__Directions__
Lines holding the string "Floor" are the ones to copy; find them all in the data.

__Record set__
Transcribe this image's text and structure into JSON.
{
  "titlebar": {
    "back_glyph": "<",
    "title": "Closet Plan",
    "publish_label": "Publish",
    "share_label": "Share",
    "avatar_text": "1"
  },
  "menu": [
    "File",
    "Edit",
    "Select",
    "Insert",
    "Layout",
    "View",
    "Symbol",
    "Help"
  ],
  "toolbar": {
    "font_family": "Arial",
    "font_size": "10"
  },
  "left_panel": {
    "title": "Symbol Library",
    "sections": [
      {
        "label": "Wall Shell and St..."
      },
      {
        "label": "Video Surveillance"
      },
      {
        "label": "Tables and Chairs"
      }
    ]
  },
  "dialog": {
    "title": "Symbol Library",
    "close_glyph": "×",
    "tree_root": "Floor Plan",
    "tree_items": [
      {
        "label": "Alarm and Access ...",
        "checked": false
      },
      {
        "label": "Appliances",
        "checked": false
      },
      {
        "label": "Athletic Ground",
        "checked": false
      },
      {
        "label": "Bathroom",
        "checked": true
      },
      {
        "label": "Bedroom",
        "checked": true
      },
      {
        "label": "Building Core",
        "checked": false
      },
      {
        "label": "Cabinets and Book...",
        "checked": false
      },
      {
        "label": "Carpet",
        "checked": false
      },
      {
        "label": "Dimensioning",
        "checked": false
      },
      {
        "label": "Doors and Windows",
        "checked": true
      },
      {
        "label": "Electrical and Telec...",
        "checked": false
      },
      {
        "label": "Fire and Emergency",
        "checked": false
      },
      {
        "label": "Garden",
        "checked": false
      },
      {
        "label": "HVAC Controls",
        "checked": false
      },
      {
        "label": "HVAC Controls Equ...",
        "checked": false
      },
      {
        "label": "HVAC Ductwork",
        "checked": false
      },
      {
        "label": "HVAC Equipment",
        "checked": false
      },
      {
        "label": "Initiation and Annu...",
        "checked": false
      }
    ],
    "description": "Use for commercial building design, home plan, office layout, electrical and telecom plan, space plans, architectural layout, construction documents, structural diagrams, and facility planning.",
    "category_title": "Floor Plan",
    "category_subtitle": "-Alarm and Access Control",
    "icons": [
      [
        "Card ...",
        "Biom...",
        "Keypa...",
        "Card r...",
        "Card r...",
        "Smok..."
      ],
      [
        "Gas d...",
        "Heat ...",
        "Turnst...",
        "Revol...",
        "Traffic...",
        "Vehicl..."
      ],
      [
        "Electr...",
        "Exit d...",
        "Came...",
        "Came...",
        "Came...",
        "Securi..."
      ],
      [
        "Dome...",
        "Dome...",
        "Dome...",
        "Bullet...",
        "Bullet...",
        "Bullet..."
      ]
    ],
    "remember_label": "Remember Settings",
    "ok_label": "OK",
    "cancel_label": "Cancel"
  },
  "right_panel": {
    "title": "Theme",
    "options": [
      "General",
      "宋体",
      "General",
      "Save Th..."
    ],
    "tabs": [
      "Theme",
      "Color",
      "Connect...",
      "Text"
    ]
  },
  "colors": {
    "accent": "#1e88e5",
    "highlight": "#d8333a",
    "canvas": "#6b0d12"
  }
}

__The response__
    "tree_root": "Floor Plan",
    "category_title": "Floor Plan",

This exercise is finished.